Only a number is wanted: how many lines in the listing contain the word "assign"?

(Stored items from a collection)
•••
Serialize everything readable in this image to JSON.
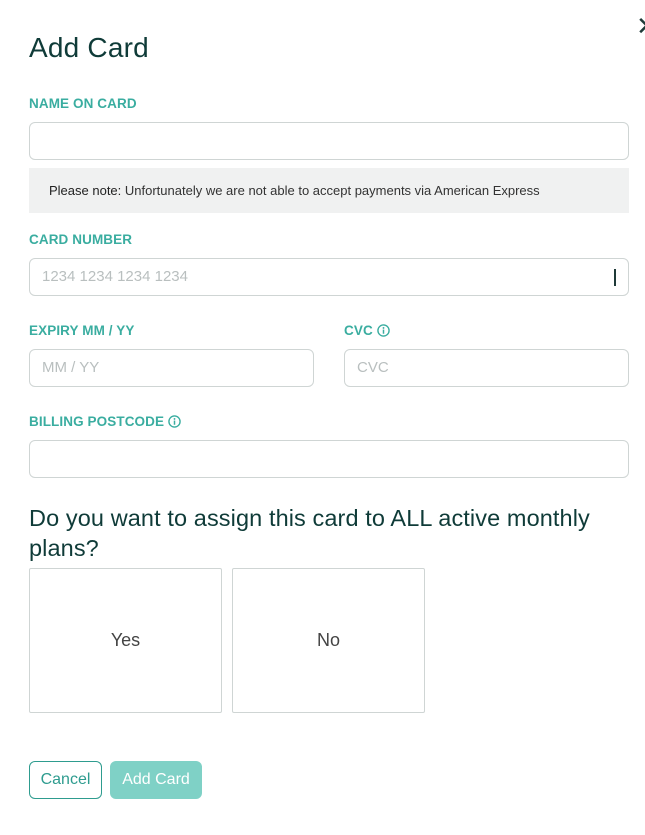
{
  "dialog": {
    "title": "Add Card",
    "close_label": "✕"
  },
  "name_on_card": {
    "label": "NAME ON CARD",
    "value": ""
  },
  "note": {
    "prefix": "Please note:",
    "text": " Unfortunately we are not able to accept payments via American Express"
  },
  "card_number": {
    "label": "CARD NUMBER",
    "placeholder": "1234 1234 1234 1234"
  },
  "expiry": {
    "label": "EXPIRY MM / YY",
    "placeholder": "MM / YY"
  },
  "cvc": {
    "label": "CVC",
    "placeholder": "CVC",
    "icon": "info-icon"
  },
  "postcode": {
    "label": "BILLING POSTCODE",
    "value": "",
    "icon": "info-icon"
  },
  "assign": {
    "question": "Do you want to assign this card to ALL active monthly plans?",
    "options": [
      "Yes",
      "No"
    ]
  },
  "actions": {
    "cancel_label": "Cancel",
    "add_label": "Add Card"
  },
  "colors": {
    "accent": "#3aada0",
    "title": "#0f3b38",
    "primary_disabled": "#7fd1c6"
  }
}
•••
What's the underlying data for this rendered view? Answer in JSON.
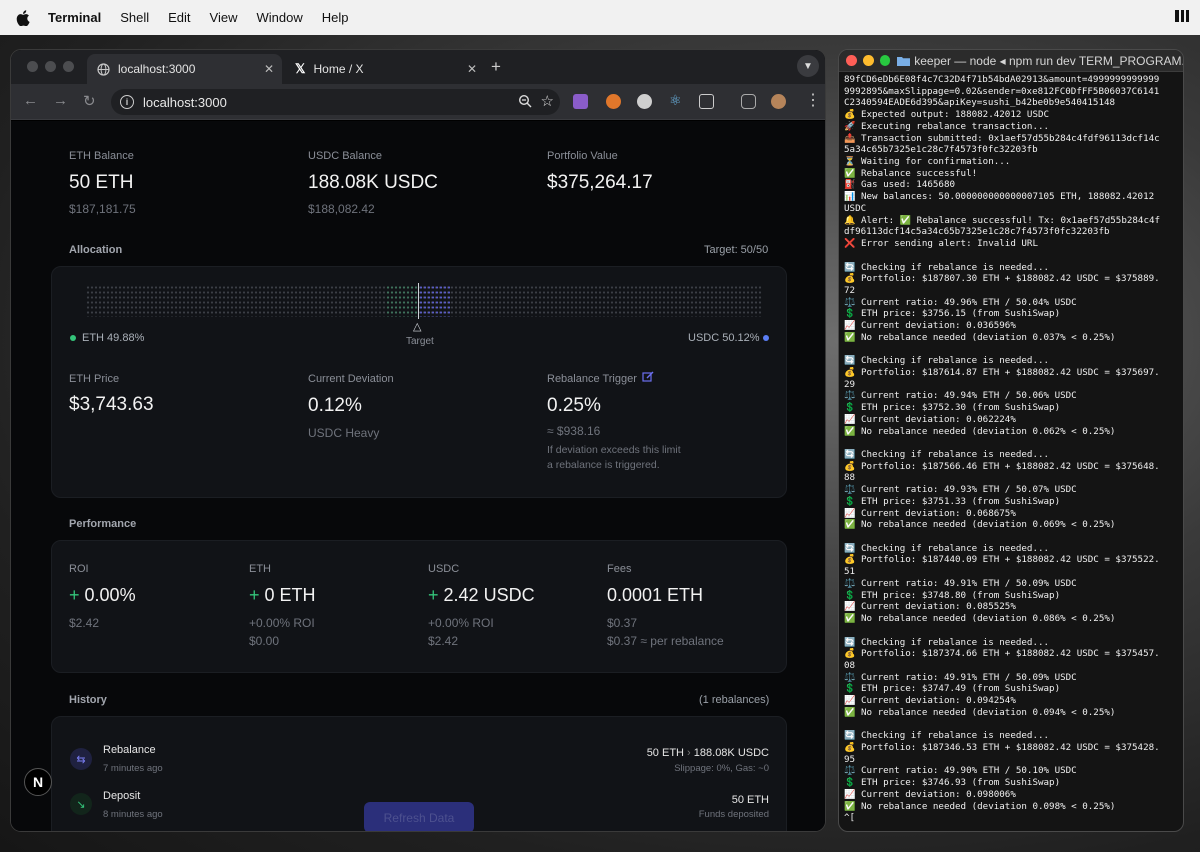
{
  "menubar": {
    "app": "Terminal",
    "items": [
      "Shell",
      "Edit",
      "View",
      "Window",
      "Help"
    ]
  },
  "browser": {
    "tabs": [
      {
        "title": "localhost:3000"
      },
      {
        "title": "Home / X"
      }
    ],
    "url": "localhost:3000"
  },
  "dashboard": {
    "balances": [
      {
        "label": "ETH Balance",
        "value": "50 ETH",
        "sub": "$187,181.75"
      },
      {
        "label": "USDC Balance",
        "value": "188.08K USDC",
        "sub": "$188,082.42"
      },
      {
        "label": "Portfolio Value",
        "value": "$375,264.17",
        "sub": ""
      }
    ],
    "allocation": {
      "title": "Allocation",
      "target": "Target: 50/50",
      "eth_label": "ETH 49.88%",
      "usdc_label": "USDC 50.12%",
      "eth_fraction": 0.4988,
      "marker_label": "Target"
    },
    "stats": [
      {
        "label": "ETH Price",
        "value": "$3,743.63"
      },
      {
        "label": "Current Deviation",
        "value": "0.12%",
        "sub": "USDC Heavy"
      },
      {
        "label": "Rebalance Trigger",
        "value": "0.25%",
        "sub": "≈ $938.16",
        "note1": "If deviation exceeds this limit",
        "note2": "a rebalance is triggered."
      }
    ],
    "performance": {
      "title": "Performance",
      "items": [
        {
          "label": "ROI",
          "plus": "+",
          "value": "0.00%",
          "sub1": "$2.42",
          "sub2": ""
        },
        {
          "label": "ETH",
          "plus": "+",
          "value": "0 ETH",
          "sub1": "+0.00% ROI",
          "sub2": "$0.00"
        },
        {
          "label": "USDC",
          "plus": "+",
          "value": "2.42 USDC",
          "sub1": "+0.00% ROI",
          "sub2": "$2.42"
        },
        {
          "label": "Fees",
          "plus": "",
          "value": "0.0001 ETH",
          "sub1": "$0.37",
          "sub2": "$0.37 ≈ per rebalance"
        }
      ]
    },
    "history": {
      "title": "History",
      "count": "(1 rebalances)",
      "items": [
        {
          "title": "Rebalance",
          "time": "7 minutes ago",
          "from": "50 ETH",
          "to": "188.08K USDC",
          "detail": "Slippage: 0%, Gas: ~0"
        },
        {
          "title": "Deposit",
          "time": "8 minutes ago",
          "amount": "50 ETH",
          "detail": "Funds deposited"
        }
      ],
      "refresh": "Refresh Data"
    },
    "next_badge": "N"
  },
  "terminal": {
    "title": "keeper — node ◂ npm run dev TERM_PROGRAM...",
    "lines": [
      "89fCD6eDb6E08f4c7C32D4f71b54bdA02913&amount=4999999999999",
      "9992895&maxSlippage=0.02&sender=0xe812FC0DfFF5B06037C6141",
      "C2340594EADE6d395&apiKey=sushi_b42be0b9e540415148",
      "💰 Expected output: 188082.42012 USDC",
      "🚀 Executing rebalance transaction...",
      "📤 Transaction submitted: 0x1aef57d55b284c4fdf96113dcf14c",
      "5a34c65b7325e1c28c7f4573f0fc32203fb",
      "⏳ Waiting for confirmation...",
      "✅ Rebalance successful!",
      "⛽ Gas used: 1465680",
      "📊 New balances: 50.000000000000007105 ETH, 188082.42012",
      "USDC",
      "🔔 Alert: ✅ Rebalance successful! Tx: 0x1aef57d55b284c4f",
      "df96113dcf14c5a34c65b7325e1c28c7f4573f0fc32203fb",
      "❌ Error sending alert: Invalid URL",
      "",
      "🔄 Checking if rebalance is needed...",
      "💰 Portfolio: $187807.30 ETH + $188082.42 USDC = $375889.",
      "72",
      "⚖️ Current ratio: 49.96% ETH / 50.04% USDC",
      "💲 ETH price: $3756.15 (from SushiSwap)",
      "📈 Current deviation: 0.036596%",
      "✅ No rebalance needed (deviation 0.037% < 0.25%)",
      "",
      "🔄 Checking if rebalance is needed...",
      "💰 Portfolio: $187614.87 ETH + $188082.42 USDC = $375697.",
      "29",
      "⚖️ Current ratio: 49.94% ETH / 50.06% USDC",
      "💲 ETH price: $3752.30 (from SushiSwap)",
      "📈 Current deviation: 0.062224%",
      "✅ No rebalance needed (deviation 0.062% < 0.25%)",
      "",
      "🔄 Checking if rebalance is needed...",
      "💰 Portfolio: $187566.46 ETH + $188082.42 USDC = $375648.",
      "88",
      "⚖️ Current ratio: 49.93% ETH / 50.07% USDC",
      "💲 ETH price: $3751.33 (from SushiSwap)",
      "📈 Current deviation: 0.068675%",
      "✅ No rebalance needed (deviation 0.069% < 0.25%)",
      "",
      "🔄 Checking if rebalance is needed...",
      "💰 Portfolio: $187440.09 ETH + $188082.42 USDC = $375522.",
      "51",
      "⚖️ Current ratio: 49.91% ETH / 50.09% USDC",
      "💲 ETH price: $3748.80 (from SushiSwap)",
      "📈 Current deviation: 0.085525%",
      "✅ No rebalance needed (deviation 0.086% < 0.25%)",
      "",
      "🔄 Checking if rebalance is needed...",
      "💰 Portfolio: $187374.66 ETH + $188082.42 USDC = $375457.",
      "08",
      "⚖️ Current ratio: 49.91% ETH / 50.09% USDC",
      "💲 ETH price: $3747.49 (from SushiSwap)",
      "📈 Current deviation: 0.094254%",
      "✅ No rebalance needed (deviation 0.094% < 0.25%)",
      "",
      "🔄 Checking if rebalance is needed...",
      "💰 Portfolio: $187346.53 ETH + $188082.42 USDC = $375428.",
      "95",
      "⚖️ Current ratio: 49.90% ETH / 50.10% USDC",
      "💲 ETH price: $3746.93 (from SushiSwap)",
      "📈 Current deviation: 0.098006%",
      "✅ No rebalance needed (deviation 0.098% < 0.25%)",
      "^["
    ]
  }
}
•••
__Worked answer__
2